**Task to carry out:**
Which lines contain the word "технологических"? Return each of them as written.
======== Input rows ========
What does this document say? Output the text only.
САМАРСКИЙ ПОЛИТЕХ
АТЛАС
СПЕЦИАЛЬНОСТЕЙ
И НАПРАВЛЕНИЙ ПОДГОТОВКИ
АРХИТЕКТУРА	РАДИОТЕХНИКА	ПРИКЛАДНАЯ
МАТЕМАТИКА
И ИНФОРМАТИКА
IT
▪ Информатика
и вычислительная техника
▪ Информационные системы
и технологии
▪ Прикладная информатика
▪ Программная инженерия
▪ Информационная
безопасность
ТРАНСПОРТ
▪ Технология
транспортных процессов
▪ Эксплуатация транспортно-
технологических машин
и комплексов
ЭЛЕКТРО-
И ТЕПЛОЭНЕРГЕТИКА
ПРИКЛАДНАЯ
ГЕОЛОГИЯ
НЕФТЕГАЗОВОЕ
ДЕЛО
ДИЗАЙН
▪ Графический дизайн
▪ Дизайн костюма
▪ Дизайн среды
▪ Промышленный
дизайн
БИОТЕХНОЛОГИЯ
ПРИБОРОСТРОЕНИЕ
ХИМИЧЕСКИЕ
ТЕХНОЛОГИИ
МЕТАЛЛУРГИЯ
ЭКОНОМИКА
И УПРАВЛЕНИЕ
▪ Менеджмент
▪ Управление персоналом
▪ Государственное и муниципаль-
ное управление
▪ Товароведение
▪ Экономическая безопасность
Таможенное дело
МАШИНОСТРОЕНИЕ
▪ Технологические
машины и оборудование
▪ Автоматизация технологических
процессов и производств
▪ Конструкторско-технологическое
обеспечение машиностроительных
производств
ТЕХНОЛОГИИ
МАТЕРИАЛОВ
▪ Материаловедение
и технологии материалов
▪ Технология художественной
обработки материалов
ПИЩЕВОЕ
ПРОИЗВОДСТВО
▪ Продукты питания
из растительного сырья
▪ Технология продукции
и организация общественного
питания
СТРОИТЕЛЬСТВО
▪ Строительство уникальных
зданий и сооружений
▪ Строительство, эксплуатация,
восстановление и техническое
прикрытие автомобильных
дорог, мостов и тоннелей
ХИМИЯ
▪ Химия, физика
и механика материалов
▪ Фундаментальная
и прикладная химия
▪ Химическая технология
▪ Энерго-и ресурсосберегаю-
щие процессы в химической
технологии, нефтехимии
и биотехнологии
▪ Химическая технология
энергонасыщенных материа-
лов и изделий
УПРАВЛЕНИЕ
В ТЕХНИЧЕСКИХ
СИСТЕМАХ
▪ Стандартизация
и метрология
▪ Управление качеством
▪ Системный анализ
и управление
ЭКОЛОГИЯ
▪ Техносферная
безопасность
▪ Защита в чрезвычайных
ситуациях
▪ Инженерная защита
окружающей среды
========
**Answer to this task:**
технологических машин
▪ Автоматизация технологических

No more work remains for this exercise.